___ Rows ___

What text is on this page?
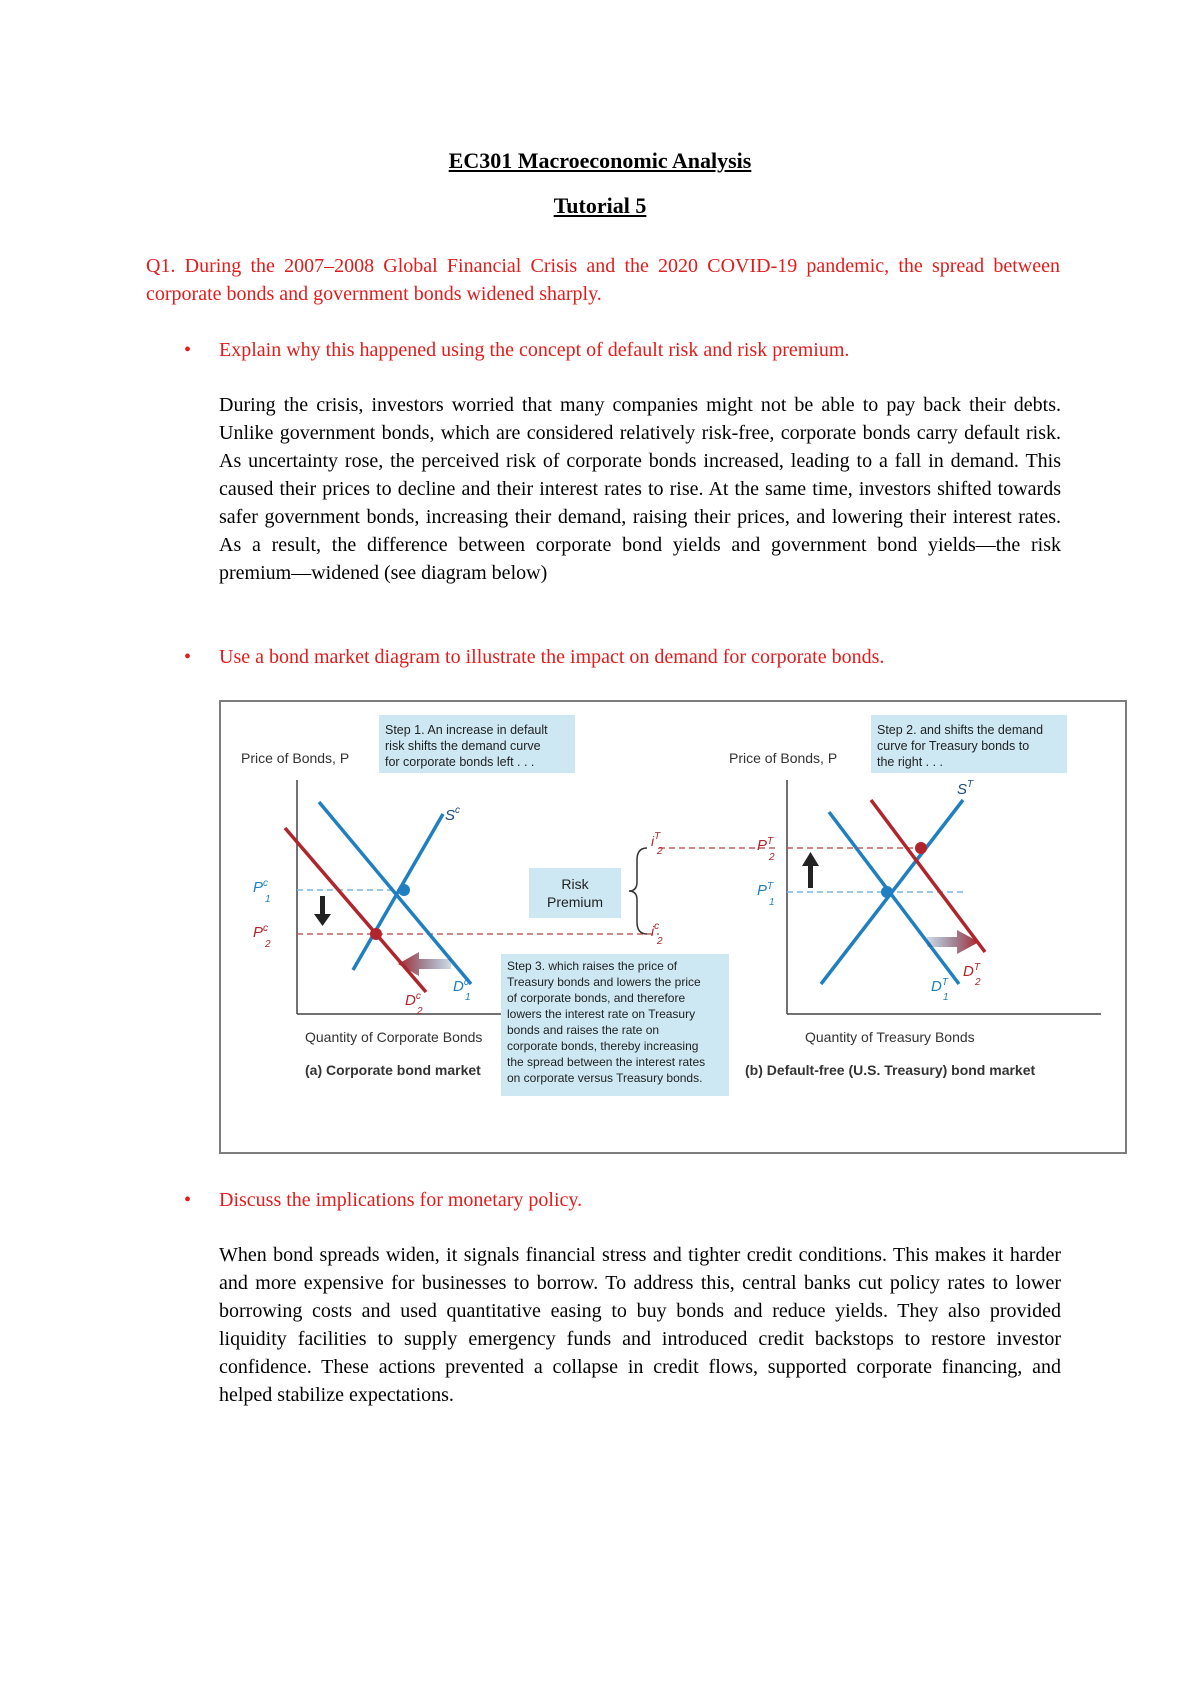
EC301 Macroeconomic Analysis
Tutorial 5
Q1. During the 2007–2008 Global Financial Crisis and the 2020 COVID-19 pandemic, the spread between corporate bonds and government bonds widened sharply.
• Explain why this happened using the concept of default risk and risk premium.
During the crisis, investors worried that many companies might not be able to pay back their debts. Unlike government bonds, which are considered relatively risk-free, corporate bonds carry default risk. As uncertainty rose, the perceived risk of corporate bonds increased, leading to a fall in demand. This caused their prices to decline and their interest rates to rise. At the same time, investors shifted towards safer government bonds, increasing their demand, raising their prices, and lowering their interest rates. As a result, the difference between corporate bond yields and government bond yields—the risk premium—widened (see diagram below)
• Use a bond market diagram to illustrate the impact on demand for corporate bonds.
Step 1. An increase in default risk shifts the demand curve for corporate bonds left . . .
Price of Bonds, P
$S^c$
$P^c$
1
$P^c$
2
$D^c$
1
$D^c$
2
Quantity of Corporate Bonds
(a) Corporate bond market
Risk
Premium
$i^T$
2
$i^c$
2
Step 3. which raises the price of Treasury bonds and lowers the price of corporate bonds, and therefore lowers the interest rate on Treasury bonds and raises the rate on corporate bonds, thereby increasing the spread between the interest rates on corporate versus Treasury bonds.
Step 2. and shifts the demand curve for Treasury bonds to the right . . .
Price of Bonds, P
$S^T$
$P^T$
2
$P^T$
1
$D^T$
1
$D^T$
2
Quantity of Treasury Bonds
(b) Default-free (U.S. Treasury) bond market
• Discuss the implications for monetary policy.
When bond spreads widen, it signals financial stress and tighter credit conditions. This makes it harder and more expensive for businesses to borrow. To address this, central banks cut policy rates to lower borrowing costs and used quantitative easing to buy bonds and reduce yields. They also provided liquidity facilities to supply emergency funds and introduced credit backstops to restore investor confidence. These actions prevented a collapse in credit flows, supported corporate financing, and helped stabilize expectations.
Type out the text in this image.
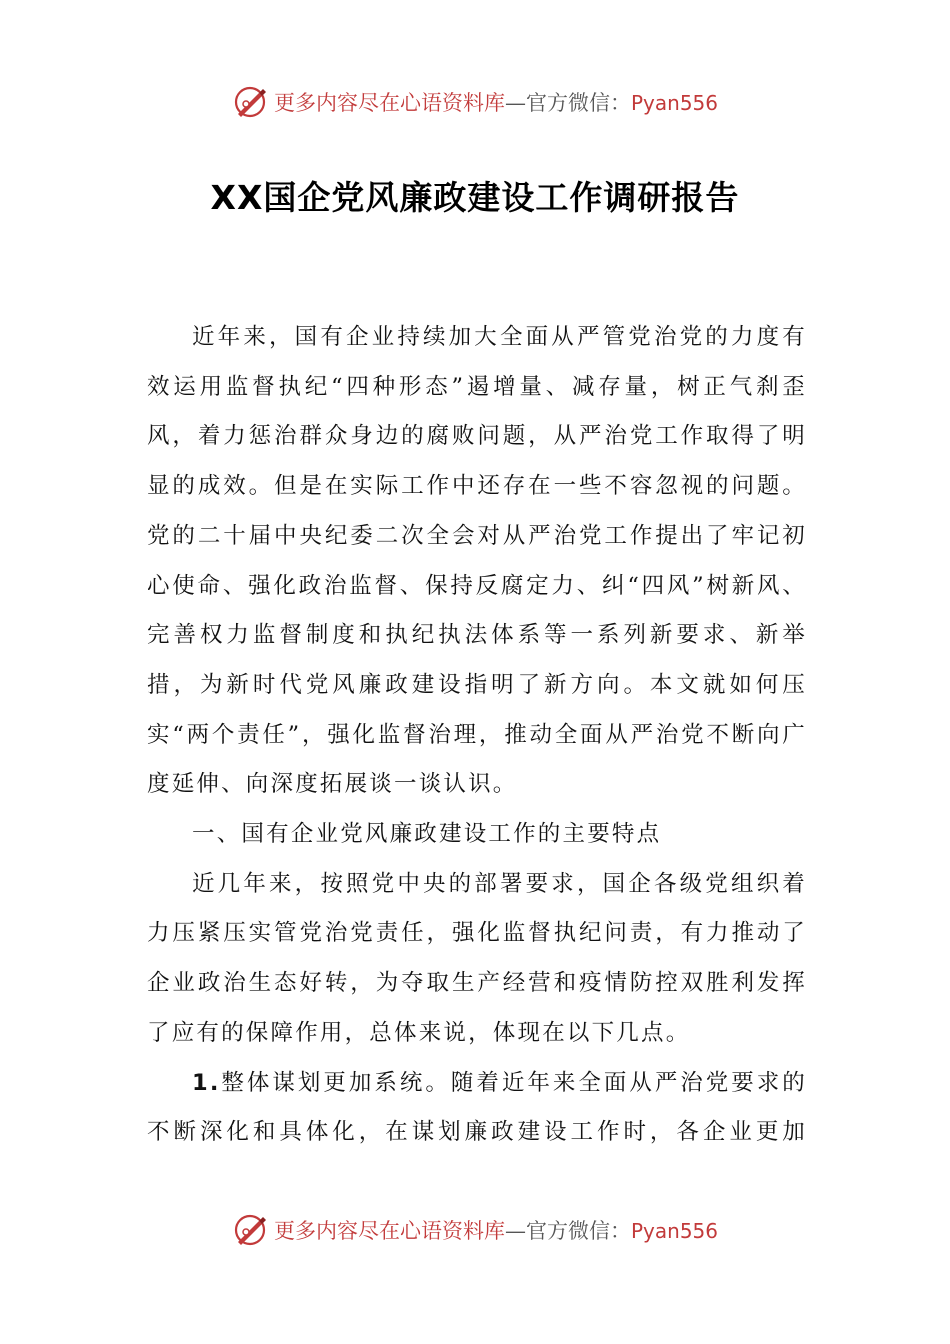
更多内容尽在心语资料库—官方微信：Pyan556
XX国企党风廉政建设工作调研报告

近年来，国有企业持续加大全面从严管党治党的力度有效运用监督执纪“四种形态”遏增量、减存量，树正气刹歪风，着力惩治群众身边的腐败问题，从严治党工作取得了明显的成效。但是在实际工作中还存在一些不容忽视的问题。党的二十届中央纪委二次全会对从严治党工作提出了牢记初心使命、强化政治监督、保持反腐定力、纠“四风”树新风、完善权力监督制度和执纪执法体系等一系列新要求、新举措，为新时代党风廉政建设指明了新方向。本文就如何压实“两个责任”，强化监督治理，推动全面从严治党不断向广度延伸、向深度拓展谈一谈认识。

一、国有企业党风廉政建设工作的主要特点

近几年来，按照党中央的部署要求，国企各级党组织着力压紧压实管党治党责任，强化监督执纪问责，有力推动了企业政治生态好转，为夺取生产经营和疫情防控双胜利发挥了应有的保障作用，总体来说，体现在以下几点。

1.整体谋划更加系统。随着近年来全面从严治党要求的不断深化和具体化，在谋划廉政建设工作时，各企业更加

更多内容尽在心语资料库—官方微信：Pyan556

___

* **What is needed**:
Above are records with pictures; repeat the records exactly and leave the pictures out.

* **Response**:
What text is on this page?
EC301 Macroeconomic Analysis
Tutorial 5
Q1. During the 2007–2008 Global Financial Crisis and the 2020 COVID-19 pandemic, the spread between corporate bonds and government bonds widened sharply.
• Explain why this happened using the concept of default risk and risk premium.
During the crisis, investors worried that many companies might not be able to pay back their debts. Unlike government bonds, which are considered relatively risk-free, corporate bonds carry default risk. As uncertainty rose, the perceived risk of corporate bonds increased, leading to a fall in demand. This caused their prices to decline and their interest rates to rise. At the same time, investors shifted towards safer government bonds, increasing their demand, raising their prices, and lowering their interest rates. As a result, the difference between corporate bond yields and government bond yields—the risk premium—widened (see diagram below)
• Use a bond market diagram to illustrate the impact on demand for corporate bonds.
Step 1. An increase in default risk shifts the demand curve for corporate bonds left . . .
Price of Bonds, P
$S^c$
$P^c$
1
$P^c$
2
$D^c$
1
$D^c$
2
Quantity of Corporate Bonds
(a) Corporate bond market
Risk
Premium
$i^T$
2
$i^c$
2
Step 3. which raises the price of Treasury bonds and lowers the price of corporate bonds, and therefore lowers the interest rate on Treasury bonds and raises the rate on corporate bonds, thereby increasing the spread between the interest rates on corporate versus Treasury bonds.
Step 2. and shifts the demand curve for Treasury bonds to the right . . .
Price of Bonds, P
$S^T$
$P^T$
2
$P^T$
1
$D^T$
1
$D^T$
2
Quantity of Treasury Bonds
(b) Default-free (U.S. Treasury) bond market
• Discuss the implications for monetary policy.
When bond spreads widen, it signals financial stress and tighter credit conditions. This makes it harder and more expensive for businesses to borrow. To address this, central banks cut policy rates to lower borrowing costs and used quantitative easing to buy bonds and reduce yields. They also provided liquidity facilities to supply emergency funds and introduced credit backstops to restore investor confidence. These actions prevented a collapse in credit flows, supported corporate financing, and helped stabilize expectations.
Type out the text in this image.
更多内容尽在心语资料库—官方微信：Pyan556
XX国企党风廉政建设工作调研报告

近年来，国有企业持续加大全面从严管党治党的力度有效运用监督执纪“四种形态”遏增量、减存量，树正气刹歪风，着力惩治群众身边的腐败问题，从严治党工作取得了明显的成效。但是在实际工作中还存在一些不容忽视的问题。党的二十届中央纪委二次全会对从严治党工作提出了牢记初心使命、强化政治监督、保持反腐定力、纠“四风”树新风、完善权力监督制度和执纪执法体系等一系列新要求、新举措，为新时代党风廉政建设指明了新方向。本文就如何压实“两个责任”，强化监督治理，推动全面从严治党不断向广度延伸、向深度拓展谈一谈认识。

一、国有企业党风廉政建设工作的主要特点

近几年来，按照党中央的部署要求，国企各级党组织着力压紧压实管党治党责任，强化监督执纪问责，有力推动了企业政治生态好转，为夺取生产经营和疫情防控双胜利发挥了应有的保障作用，总体来说，体现在以下几点。

1.整体谋划更加系统。随着近年来全面从严治党要求的不断深化和具体化，在谋划廉政建设工作时，各企业更加

更多内容尽在心语资料库—官方微信：Pyan556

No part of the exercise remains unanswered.